» **To do**
Find each line with "KURTIPP" and copy it.

» **Given records**
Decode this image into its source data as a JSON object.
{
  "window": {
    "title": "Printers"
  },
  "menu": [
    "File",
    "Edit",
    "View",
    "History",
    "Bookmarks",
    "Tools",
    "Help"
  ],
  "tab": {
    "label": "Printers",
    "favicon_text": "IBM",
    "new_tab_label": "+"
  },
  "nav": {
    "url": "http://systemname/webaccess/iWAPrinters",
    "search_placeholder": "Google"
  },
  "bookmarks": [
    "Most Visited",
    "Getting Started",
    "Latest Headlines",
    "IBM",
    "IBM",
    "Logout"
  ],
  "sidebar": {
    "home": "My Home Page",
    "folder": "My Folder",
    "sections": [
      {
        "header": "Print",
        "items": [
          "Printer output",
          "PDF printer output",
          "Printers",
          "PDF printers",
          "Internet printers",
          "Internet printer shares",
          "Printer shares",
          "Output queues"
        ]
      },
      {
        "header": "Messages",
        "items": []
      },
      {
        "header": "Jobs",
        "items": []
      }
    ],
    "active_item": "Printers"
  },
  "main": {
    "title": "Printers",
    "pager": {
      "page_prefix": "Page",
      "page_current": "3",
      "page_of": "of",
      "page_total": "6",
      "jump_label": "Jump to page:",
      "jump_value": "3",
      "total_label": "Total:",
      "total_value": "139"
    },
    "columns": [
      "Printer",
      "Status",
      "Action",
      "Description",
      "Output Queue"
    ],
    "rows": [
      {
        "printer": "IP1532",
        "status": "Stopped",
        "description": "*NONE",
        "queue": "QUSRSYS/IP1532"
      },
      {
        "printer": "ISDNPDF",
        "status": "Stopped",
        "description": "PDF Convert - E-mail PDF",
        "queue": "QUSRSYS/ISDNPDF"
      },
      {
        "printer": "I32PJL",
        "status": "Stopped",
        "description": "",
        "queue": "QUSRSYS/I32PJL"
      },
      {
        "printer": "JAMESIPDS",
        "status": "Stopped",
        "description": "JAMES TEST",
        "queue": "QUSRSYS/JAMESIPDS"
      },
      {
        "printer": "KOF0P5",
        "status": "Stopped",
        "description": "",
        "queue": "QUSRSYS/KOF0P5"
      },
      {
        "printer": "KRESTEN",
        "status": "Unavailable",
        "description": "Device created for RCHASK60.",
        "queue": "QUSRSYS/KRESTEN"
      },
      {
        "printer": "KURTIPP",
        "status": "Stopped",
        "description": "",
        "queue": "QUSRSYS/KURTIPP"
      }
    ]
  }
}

» **Exercise solution**
        "printer": "KURTIPP",
        "queue": "QUSRSYS/KURTIPP"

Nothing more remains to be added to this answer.